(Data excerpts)
----
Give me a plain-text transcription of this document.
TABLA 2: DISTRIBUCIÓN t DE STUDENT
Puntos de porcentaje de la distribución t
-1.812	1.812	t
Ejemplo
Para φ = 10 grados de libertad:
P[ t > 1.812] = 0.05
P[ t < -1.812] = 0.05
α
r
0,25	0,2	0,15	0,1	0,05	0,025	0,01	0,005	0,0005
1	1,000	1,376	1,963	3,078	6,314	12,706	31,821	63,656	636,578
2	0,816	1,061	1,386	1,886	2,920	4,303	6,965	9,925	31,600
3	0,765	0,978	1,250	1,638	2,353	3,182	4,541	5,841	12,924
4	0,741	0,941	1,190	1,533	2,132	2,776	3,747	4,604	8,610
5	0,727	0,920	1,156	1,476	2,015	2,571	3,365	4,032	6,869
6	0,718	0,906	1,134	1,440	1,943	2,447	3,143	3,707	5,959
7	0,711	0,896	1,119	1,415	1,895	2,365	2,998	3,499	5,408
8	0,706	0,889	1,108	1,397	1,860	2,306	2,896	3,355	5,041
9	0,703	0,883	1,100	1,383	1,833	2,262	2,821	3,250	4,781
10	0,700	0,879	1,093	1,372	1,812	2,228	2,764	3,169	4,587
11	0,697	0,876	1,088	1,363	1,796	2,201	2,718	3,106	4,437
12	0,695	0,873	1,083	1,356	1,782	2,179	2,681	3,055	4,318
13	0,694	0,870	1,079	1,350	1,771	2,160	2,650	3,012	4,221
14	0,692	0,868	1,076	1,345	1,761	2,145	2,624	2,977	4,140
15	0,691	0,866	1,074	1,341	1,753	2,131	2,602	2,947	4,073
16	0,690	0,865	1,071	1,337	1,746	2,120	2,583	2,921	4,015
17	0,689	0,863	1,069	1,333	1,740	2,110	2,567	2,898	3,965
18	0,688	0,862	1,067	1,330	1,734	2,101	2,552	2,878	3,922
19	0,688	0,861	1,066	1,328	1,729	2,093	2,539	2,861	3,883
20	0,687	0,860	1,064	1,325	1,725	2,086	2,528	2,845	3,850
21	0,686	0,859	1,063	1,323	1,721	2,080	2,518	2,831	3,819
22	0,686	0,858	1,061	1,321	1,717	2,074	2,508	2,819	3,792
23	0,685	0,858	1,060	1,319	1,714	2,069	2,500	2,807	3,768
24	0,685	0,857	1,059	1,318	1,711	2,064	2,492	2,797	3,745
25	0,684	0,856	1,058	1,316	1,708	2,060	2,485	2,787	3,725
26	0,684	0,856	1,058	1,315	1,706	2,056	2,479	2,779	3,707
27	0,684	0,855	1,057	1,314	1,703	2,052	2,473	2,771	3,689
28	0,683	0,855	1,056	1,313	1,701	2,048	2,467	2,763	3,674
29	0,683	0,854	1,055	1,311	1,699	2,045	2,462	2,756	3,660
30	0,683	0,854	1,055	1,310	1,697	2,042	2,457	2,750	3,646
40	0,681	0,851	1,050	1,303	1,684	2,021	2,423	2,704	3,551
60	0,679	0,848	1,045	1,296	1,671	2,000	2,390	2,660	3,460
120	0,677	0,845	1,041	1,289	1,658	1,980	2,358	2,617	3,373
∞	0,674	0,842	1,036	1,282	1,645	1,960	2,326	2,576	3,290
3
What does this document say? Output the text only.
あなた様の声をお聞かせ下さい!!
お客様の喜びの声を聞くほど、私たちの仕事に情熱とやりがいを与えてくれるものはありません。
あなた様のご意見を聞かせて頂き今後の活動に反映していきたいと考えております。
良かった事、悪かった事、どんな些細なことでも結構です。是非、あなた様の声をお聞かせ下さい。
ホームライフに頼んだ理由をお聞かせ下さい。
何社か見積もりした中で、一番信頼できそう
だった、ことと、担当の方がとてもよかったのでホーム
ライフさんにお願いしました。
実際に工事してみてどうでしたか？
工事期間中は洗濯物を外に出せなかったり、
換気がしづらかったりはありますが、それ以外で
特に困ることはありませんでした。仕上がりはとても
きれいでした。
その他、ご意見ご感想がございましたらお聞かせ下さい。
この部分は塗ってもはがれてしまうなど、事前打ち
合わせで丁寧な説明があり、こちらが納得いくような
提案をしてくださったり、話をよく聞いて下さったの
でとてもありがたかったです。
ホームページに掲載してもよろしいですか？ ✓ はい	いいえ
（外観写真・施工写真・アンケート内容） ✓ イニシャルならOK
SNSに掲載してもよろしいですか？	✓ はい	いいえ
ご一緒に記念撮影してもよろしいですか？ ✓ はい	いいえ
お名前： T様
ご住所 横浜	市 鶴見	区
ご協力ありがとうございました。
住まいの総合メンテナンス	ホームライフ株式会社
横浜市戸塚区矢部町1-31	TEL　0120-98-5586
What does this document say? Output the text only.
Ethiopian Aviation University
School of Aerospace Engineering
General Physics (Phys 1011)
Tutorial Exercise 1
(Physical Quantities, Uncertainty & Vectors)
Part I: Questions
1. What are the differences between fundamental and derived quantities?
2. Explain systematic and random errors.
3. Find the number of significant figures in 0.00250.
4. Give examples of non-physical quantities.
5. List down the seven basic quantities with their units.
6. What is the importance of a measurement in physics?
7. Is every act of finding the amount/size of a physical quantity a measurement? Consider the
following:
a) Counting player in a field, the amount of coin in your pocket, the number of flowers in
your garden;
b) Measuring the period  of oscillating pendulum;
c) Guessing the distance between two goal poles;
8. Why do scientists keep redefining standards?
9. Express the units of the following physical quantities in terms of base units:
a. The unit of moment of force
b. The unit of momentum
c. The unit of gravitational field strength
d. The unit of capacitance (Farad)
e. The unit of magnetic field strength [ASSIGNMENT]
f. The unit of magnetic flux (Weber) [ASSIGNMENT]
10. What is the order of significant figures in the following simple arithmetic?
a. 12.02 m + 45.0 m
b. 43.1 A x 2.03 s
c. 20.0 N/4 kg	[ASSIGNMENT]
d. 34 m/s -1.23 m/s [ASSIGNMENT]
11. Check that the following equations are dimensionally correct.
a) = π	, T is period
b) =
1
----
Report each line in the preceding entries that holds the string "Give".

Give me a plain-text transcription of this document.
4. Give examples of non-physical quantities.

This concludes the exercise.